**TASK PROMPT**
Review the listing and copy each line that holds the word "NOAA".

**LISTED RECORDS**
^^^^^^^^^^^^^^^^

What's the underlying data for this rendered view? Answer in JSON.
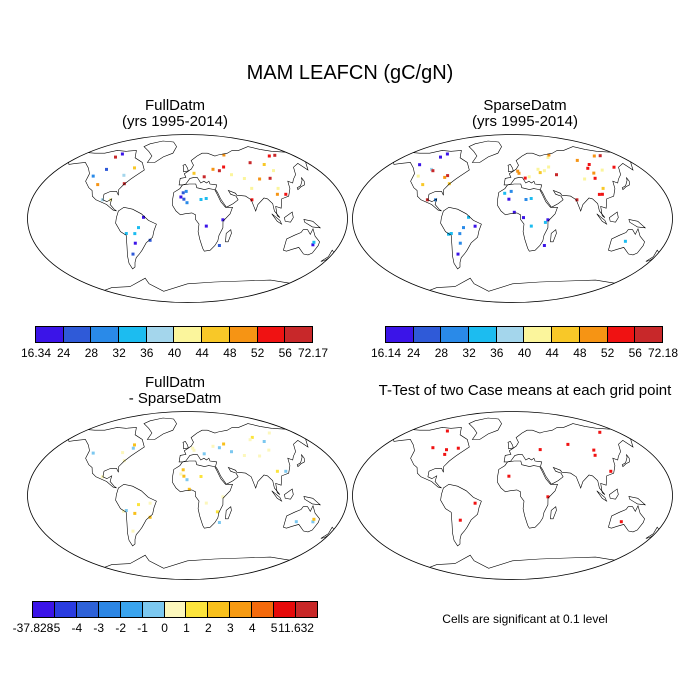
{
  "title": "MAM LEAFCN (gC/gN)",
  "panels": [
    {
      "id": "full",
      "title_line1": "FullDatm",
      "title_line2": "(yrs 1995-2014)",
      "type": "values"
    },
    {
      "id": "sparse",
      "title_line1": "SparseDatm",
      "title_line2": "(yrs 1995-2014)",
      "type": "values"
    },
    {
      "id": "diff",
      "title_line1": "FullDatm",
      "title_line2": "- SparseDatm",
      "type": "difference"
    },
    {
      "id": "ttest",
      "title_line1": "T-Test of two Case means at each grid point",
      "title_line2": "",
      "type": "significance"
    }
  ],
  "colorbars": {
    "full": {
      "colors": [
        "#3b14e8",
        "#2f5ad8",
        "#2a8ae8",
        "#1cbcf0",
        "#a4d6ec",
        "#fbf59c",
        "#f8c828",
        "#f69414",
        "#f01212",
        "#c8282a"
      ],
      "labels": [
        "16.34",
        "24",
        "28",
        "32",
        "36",
        "40",
        "44",
        "48",
        "52",
        "56",
        "72.17"
      ]
    },
    "sparse": {
      "colors": [
        "#3b14e8",
        "#2f5ad8",
        "#2a8ae8",
        "#1cbcf0",
        "#a4d6ec",
        "#fbf59c",
        "#f8c828",
        "#f69414",
        "#f01212",
        "#c8282a"
      ],
      "labels": [
        "16.14",
        "24",
        "28",
        "32",
        "36",
        "40",
        "44",
        "48",
        "52",
        "56",
        "72.18"
      ]
    },
    "diff": {
      "colors": [
        "#3b14e8",
        "#2a3ce0",
        "#2e62d8",
        "#2c86e4",
        "#3aa4ee",
        "#7cc8f0",
        "#fcf7bc",
        "#fce43c",
        "#f8c01c",
        "#f69a12",
        "#f46a0c",
        "#e60a0a",
        "#c82828"
      ],
      "labels": [
        "-37.828",
        "-5",
        "-4",
        "-3",
        "-2",
        "-1",
        "0",
        "1",
        "2",
        "3",
        "4",
        "5",
        "11.632"
      ]
    }
  },
  "significance_note": "Cells are significant at 0.1 level",
  "marker_colors": {
    "significant": "#f01212",
    "coast": "#000000"
  }
}
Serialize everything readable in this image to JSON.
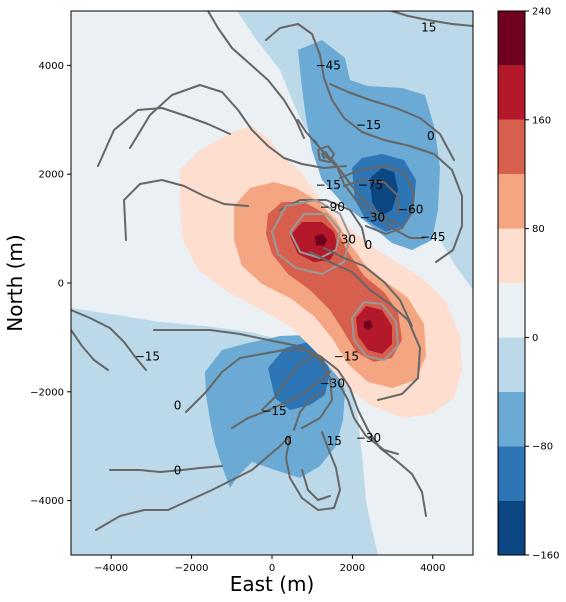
{
  "chart_data": {
    "type": "contour",
    "title": "",
    "xlabel": "East (m)",
    "ylabel": "North (m)",
    "xlim": [
      -5000,
      5000
    ],
    "ylim": [
      -5000,
      5000
    ],
    "xticks": [
      -4000,
      -2000,
      0,
      2000,
      4000
    ],
    "yticks": [
      -4000,
      -2000,
      0,
      2000,
      4000
    ],
    "xtick_labels": [
      "−4000",
      "−2000",
      "0",
      "2000",
      "4000"
    ],
    "ytick_labels": [
      "−4000",
      "−2000",
      "0",
      "2000",
      "4000"
    ],
    "grid": false,
    "colormap": "RdBu_r",
    "colorbar": {
      "levels": [
        -160,
        -120,
        -80,
        -40,
        0,
        40,
        80,
        120,
        160,
        200,
        240
      ],
      "tick_values": [
        -160,
        -80,
        0,
        80,
        160,
        240
      ],
      "tick_labels": [
        "−160",
        "−80",
        "0",
        "80",
        "160",
        "240"
      ],
      "colors": [
        "#0d4783",
        "#2e75b6",
        "#6aaad4",
        "#bcd9ea",
        "#eaf0f3",
        "#fddecf",
        "#f4a683",
        "#d6604d",
        "#b3182b",
        "#6f001f"
      ]
    },
    "filled_features": [
      {
        "x": 1200,
        "y": 800,
        "value": 200
      },
      {
        "x": 2400,
        "y": -800,
        "value": 180
      },
      {
        "x": 2800,
        "y": 1800,
        "value": -140
      },
      {
        "x": 1200,
        "y": -1800,
        "value": -110
      }
    ],
    "line_contours": {
      "color": "#666666",
      "labeled_levels": [
        {
          "label": "15",
          "x": 3900,
          "y": 4700
        },
        {
          "label": "−45",
          "x": 1400,
          "y": 4000
        },
        {
          "label": "−15",
          "x": 2400,
          "y": 2900
        },
        {
          "label": "0",
          "x": 3950,
          "y": 2700
        },
        {
          "label": "−75",
          "x": 2450,
          "y": 1800
        },
        {
          "label": "−15",
          "x": 1400,
          "y": 1800
        },
        {
          "label": "−90",
          "x": 1500,
          "y": 1400
        },
        {
          "label": "−30",
          "x": 2500,
          "y": 1200
        },
        {
          "label": "−60",
          "x": 3450,
          "y": 1350
        },
        {
          "label": "−45",
          "x": 4000,
          "y": 850
        },
        {
          "label": "30",
          "x": 1900,
          "y": 800
        },
        {
          "label": "0",
          "x": 2400,
          "y": 700
        },
        {
          "label": "−15",
          "x": -3100,
          "y": -1350
        },
        {
          "label": "−15",
          "x": 1850,
          "y": -1350
        },
        {
          "label": "−30",
          "x": 1500,
          "y": -1850
        },
        {
          "label": "0",
          "x": -2350,
          "y": -2250
        },
        {
          "label": "−15",
          "x": 50,
          "y": -2350
        },
        {
          "label": "0",
          "x": 400,
          "y": -2900
        },
        {
          "label": "15",
          "x": 1550,
          "y": -2900
        },
        {
          "label": "−30",
          "x": 2400,
          "y": -2850
        },
        {
          "label": "0",
          "x": -2350,
          "y": -3450
        }
      ]
    }
  }
}
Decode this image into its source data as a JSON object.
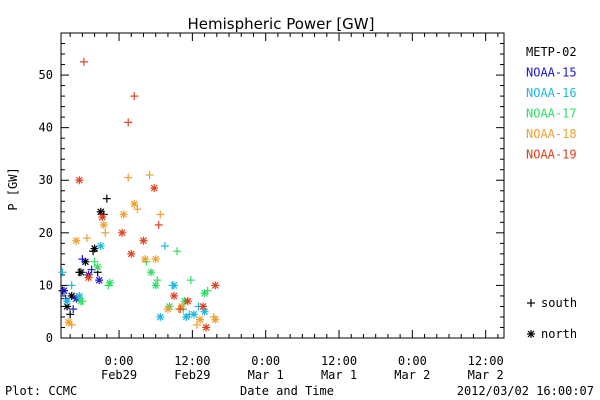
{
  "chart_data": {
    "type": "scatter",
    "title": "Hemispheric Power [GW]",
    "ylabel": "P [GW]",
    "xlabel": "Date and Time",
    "xlim": [
      "2012-02-28T14:30",
      "2012-03-02T15:00"
    ],
    "ylim": [
      0,
      58
    ],
    "yticks": [
      0,
      10,
      20,
      30,
      40,
      50
    ],
    "xticks": [
      {
        "time": "2012-02-29T00:00",
        "label1": "0:00",
        "label2": "Feb29"
      },
      {
        "time": "2012-02-29T12:00",
        "label1": "12:00",
        "label2": "Feb29"
      },
      {
        "time": "2012-03-01T00:00",
        "label1": "0:00",
        "label2": "Mar 1"
      },
      {
        "time": "2012-03-01T12:00",
        "label1": "12:00",
        "label2": "Mar 1"
      },
      {
        "time": "2012-03-02T00:00",
        "label1": "0:00",
        "label2": "Mar 2"
      },
      {
        "time": "2012-03-02T12:00",
        "label1": "12:00",
        "label2": "Mar 2"
      }
    ],
    "marker_legend": [
      {
        "marker": "+",
        "label": "south"
      },
      {
        "marker": "*",
        "label": "north"
      }
    ],
    "series": [
      {
        "name": "METP-02",
        "color": "#000000",
        "south": [
          [
            "2012-02-28T14:45",
            9
          ],
          [
            "2012-02-28T17:30",
            12.5
          ],
          [
            "2012-02-28T19:45",
            16.5
          ],
          [
            "2012-02-28T20:30",
            12.5
          ],
          [
            "2012-02-28T21:30",
            23.5
          ],
          [
            "2012-02-28T22:00",
            26.5
          ],
          [
            "2012-02-28T16:00",
            4.5
          ]
        ],
        "north": [
          [
            "2012-02-28T15:30",
            6
          ],
          [
            "2012-02-28T16:15",
            8
          ],
          [
            "2012-02-28T18:30",
            14.5
          ],
          [
            "2012-02-28T20:00",
            17
          ],
          [
            "2012-02-28T21:00",
            24
          ],
          [
            "2012-02-28T17:45",
            12.5
          ]
        ]
      },
      {
        "name": "NOAA-15",
        "color": "#1a1acc",
        "south": [
          [
            "2012-02-28T15:15",
            7.5
          ],
          [
            "2012-02-28T16:30",
            5.5
          ],
          [
            "2012-02-28T18:00",
            15
          ],
          [
            "2012-02-28T19:30",
            13
          ]
        ],
        "north": [
          [
            "2012-02-28T15:00",
            9
          ],
          [
            "2012-02-28T17:00",
            7.5
          ],
          [
            "2012-02-28T19:00",
            12
          ],
          [
            "2012-02-28T20:45",
            11
          ]
        ]
      },
      {
        "name": "NOAA-16",
        "color": "#20b8e0",
        "south": [
          [
            "2012-02-28T14:45",
            12.5
          ],
          [
            "2012-02-28T16:15",
            10
          ],
          [
            "2012-02-29T07:30",
            17.5
          ],
          [
            "2012-02-29T08:45",
            10
          ],
          [
            "2012-02-29T10:30",
            5.5
          ],
          [
            "2012-02-29T11:30",
            4.5
          ],
          [
            "2012-02-29T13:00",
            6
          ]
        ],
        "north": [
          [
            "2012-02-28T15:30",
            7
          ],
          [
            "2012-02-28T17:30",
            8
          ],
          [
            "2012-02-28T21:00",
            17.5
          ],
          [
            "2012-02-29T06:45",
            4
          ],
          [
            "2012-02-29T09:00",
            10
          ],
          [
            "2012-02-29T11:00",
            4
          ],
          [
            "2012-02-29T12:15",
            4.5
          ],
          [
            "2012-02-29T14:00",
            5
          ]
        ]
      },
      {
        "name": "NOAA-17",
        "color": "#33dd66",
        "south": [
          [
            "2012-02-28T18:00",
            7
          ],
          [
            "2012-02-28T20:00",
            14.5
          ],
          [
            "2012-02-28T22:15",
            10
          ],
          [
            "2012-02-29T04:30",
            14.5
          ],
          [
            "2012-02-29T06:15",
            11
          ],
          [
            "2012-02-29T09:30",
            16.5
          ],
          [
            "2012-02-29T11:45",
            11
          ],
          [
            "2012-02-29T14:30",
            9
          ]
        ],
        "north": [
          [
            "2012-02-28T17:45",
            7
          ],
          [
            "2012-02-28T20:30",
            13.5
          ],
          [
            "2012-02-28T22:30",
            10.5
          ],
          [
            "2012-02-29T05:15",
            12.5
          ],
          [
            "2012-02-29T06:00",
            10
          ],
          [
            "2012-02-29T08:15",
            6
          ],
          [
            "2012-02-29T10:45",
            7
          ],
          [
            "2012-02-29T14:00",
            8.5
          ]
        ]
      },
      {
        "name": "NOAA-18",
        "color": "#f0a030",
        "south": [
          [
            "2012-02-28T16:15",
            2.5
          ],
          [
            "2012-02-28T18:45",
            19
          ],
          [
            "2012-02-28T21:45",
            20
          ],
          [
            "2012-02-29T01:30",
            30.5
          ],
          [
            "2012-02-29T03:00",
            24.5
          ],
          [
            "2012-02-29T05:00",
            31
          ],
          [
            "2012-02-29T06:45",
            23.5
          ],
          [
            "2012-02-29T09:45",
            5.5
          ],
          [
            "2012-02-29T12:45",
            2.5
          ],
          [
            "2012-02-29T15:30",
            4
          ]
        ],
        "north": [
          [
            "2012-02-28T15:45",
            3
          ],
          [
            "2012-02-28T17:00",
            18.5
          ],
          [
            "2012-02-28T21:30",
            21.5
          ],
          [
            "2012-02-29T00:45",
            23.5
          ],
          [
            "2012-02-29T02:30",
            25.5
          ],
          [
            "2012-02-29T04:15",
            15
          ],
          [
            "2012-02-29T06:00",
            15
          ],
          [
            "2012-02-29T08:00",
            5.5
          ],
          [
            "2012-02-29T10:15",
            6
          ],
          [
            "2012-02-29T13:15",
            3.5
          ],
          [
            "2012-02-29T15:45",
            3.5
          ]
        ]
      },
      {
        "name": "NOAA-19",
        "color": "#e04020",
        "south": [
          [
            "2012-02-28T18:15",
            52.5
          ],
          [
            "2012-02-29T01:30",
            41
          ],
          [
            "2012-02-29T02:30",
            46
          ],
          [
            "2012-02-29T06:30",
            21.5
          ],
          [
            "2012-02-29T10:00",
            5.5
          ]
        ],
        "north": [
          [
            "2012-02-28T17:30",
            30
          ],
          [
            "2012-02-28T19:00",
            11.5
          ],
          [
            "2012-02-28T21:15",
            23
          ],
          [
            "2012-02-29T00:30",
            20
          ],
          [
            "2012-02-29T02:00",
            16
          ],
          [
            "2012-02-29T04:00",
            18.5
          ],
          [
            "2012-02-29T05:45",
            28.5
          ],
          [
            "2012-02-29T09:00",
            8
          ],
          [
            "2012-02-29T11:15",
            7
          ],
          [
            "2012-02-29T13:45",
            6
          ],
          [
            "2012-02-29T14:15",
            2
          ],
          [
            "2012-02-29T15:45",
            10
          ]
        ]
      }
    ]
  },
  "footer": {
    "plot_credit": "Plot: CCMC",
    "xlabel": "Date and Time",
    "timestamp": "2012/03/02 16:00:07"
  }
}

^^^^^^^^^^^^^^^^

**EXERCISE OUTPUT**
        "name": "NOAA-15",
        "name": "NOAA-16",
        "name": "NOAA-17",
        "name": "NOAA-18",
        "name": "NOAA-19",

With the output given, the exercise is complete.